Copy each line of the entries beneath that contains the word "spine".

-------- Supplied information

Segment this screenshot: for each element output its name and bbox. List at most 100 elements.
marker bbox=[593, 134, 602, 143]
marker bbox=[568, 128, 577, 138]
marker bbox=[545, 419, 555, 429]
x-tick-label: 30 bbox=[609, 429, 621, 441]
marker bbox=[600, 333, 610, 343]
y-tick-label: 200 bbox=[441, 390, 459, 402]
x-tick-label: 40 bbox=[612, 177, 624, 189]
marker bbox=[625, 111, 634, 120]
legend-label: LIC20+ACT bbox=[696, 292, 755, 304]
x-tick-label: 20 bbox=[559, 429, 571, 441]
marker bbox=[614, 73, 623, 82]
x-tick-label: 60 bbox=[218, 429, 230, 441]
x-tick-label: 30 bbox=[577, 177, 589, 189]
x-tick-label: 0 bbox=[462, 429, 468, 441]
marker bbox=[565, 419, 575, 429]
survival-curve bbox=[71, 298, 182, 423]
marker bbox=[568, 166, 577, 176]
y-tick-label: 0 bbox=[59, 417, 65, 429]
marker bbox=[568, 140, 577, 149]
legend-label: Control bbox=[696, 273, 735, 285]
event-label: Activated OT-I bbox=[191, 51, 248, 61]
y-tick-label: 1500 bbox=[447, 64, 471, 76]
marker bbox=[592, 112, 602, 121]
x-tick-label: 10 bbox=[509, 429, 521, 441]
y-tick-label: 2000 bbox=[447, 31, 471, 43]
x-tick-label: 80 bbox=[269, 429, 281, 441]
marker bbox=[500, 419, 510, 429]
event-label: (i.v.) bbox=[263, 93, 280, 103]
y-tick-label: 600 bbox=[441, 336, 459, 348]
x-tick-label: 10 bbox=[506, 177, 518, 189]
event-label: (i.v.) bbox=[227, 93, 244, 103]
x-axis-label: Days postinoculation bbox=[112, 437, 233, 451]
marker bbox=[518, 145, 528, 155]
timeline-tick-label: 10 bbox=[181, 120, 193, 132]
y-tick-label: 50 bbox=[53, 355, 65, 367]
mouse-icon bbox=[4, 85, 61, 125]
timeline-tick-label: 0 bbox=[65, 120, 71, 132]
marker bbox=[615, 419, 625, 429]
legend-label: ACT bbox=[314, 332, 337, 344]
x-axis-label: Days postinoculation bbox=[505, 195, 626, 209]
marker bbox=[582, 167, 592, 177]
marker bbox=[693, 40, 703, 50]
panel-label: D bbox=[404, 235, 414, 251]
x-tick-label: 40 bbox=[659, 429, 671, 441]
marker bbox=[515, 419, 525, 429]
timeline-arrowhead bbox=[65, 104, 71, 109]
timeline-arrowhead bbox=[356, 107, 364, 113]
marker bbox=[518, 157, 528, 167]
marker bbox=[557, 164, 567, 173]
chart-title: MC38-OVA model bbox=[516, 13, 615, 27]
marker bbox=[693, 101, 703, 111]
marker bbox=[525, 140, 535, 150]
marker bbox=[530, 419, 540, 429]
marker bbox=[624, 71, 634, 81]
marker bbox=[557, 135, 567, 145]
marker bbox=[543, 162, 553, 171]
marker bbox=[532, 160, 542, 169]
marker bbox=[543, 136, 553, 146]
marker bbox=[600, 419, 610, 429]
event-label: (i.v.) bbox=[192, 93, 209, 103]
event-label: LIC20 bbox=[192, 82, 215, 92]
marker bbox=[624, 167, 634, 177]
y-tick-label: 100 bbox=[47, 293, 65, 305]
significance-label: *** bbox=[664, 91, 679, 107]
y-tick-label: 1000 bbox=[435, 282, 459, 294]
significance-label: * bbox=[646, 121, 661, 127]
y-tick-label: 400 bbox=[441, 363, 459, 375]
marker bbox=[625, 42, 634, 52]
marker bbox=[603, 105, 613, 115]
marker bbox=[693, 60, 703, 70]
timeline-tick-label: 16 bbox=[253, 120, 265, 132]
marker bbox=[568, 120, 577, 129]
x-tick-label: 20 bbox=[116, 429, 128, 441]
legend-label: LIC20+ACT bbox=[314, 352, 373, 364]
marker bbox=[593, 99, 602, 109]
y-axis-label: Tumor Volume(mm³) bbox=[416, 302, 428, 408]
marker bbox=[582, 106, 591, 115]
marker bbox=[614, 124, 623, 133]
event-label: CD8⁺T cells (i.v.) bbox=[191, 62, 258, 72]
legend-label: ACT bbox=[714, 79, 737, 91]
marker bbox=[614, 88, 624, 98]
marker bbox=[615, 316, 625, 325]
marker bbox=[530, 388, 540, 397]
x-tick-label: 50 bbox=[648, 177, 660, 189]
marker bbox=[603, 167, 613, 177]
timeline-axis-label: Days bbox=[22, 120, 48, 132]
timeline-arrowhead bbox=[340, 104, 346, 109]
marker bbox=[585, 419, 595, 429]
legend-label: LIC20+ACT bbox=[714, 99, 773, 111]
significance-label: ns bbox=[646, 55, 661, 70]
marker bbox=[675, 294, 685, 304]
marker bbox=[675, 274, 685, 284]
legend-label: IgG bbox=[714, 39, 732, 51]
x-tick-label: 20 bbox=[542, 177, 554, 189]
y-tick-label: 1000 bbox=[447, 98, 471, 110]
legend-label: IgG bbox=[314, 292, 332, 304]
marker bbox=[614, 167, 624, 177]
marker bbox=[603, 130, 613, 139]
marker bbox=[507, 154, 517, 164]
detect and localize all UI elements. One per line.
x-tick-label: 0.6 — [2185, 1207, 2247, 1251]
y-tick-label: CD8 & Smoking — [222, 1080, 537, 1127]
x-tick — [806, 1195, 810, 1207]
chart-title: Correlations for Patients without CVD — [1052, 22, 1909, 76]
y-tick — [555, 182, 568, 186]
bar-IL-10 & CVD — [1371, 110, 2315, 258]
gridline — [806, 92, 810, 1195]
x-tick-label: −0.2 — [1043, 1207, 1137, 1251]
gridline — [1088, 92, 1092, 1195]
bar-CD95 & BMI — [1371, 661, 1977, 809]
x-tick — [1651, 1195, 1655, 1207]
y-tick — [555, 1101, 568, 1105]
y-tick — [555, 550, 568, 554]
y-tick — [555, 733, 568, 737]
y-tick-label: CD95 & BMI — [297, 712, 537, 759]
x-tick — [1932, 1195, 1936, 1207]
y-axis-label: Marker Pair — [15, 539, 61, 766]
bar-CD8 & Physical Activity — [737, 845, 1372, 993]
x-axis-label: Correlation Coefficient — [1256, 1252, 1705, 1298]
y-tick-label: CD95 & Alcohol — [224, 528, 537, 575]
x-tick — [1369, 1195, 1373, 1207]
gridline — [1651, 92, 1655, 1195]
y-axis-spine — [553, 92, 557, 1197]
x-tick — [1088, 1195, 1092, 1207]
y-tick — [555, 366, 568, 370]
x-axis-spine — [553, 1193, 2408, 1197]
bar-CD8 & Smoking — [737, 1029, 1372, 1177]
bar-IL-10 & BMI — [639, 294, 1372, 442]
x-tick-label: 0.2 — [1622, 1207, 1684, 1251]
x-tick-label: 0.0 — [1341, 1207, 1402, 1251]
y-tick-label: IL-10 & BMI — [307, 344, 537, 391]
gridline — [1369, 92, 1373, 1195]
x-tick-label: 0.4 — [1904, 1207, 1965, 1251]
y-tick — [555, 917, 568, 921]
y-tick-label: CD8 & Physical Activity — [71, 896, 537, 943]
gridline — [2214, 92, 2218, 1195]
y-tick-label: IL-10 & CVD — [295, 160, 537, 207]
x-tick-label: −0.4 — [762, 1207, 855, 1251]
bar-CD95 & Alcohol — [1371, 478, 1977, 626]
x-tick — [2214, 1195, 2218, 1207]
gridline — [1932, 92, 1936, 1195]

----------------
-------- Supplied information

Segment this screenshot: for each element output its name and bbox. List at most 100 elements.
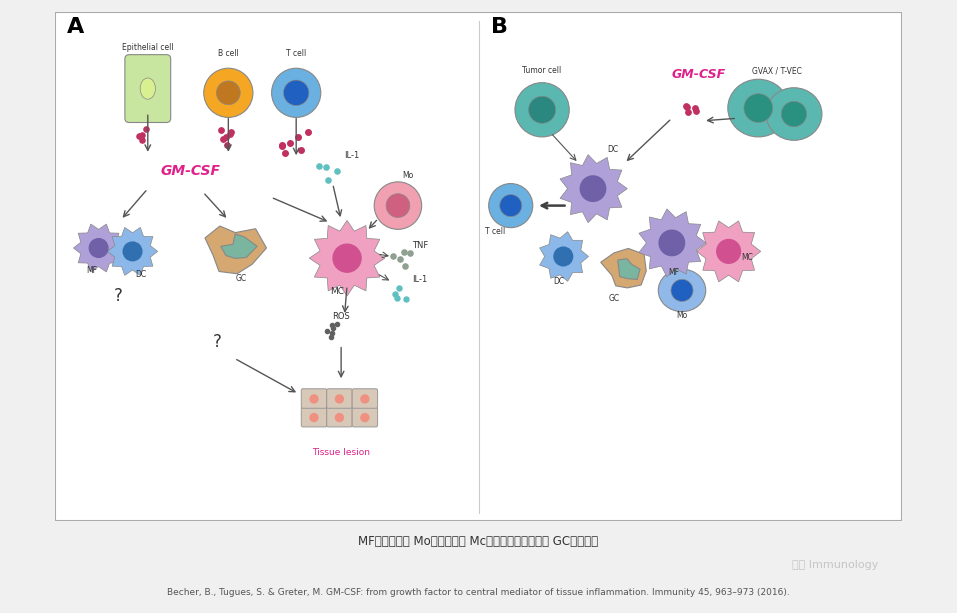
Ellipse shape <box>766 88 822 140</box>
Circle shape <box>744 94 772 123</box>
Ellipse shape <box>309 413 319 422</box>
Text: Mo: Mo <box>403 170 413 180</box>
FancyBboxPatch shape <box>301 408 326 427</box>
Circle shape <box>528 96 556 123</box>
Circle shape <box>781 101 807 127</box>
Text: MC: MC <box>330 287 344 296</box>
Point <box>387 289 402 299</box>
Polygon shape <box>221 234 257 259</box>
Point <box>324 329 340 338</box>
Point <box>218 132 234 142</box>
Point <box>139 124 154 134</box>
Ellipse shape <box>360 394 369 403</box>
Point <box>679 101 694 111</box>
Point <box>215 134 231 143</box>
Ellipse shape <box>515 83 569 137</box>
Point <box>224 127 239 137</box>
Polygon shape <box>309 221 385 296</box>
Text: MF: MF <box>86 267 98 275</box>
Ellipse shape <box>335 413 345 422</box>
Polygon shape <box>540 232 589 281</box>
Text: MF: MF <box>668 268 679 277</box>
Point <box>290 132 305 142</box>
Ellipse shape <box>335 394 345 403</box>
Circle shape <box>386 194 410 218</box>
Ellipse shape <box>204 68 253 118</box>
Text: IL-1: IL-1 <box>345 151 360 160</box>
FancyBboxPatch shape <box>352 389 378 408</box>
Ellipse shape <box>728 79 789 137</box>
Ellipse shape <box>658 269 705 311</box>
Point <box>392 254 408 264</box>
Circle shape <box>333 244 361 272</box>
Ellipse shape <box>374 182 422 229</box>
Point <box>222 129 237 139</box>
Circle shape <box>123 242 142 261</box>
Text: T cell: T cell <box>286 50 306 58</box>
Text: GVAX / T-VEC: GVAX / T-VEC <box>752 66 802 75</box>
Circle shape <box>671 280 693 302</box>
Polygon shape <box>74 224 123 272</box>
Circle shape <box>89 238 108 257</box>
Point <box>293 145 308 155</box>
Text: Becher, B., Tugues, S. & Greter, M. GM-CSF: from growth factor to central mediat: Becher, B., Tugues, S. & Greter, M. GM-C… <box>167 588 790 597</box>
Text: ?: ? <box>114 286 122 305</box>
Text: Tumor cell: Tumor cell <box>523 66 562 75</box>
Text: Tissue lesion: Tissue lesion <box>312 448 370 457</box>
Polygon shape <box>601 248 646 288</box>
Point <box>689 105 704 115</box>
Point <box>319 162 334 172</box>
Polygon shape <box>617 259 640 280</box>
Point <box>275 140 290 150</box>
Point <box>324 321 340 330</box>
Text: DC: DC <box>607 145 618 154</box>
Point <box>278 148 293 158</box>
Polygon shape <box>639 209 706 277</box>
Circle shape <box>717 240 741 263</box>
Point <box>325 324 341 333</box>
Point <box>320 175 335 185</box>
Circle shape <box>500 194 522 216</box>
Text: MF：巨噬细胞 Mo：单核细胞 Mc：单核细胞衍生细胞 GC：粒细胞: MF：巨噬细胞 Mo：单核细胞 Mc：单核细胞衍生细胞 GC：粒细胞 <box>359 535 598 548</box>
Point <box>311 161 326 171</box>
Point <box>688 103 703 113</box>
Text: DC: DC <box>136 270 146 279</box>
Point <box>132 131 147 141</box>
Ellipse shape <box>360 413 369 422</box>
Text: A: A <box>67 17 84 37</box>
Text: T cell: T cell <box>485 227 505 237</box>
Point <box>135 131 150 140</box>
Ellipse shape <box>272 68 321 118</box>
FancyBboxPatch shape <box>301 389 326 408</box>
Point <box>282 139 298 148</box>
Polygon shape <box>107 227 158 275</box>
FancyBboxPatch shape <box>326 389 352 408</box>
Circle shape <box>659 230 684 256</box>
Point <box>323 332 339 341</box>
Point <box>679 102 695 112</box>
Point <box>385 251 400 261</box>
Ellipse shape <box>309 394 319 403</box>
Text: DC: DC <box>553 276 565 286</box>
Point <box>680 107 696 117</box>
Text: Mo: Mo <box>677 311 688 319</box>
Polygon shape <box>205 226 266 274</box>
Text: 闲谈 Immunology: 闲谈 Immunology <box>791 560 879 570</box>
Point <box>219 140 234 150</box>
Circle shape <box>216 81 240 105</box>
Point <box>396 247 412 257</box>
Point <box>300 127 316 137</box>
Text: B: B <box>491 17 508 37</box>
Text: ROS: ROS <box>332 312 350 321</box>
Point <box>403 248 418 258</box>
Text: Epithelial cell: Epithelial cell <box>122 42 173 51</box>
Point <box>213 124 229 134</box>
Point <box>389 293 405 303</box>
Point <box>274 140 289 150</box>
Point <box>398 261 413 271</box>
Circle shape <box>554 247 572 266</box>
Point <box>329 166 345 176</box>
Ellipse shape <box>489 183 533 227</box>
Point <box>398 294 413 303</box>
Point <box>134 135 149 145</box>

----------------

◆ **Exercise solution**
y-axis-spine — [553, 92, 557, 1197]
x-axis-spine — [553, 1193, 2408, 1197]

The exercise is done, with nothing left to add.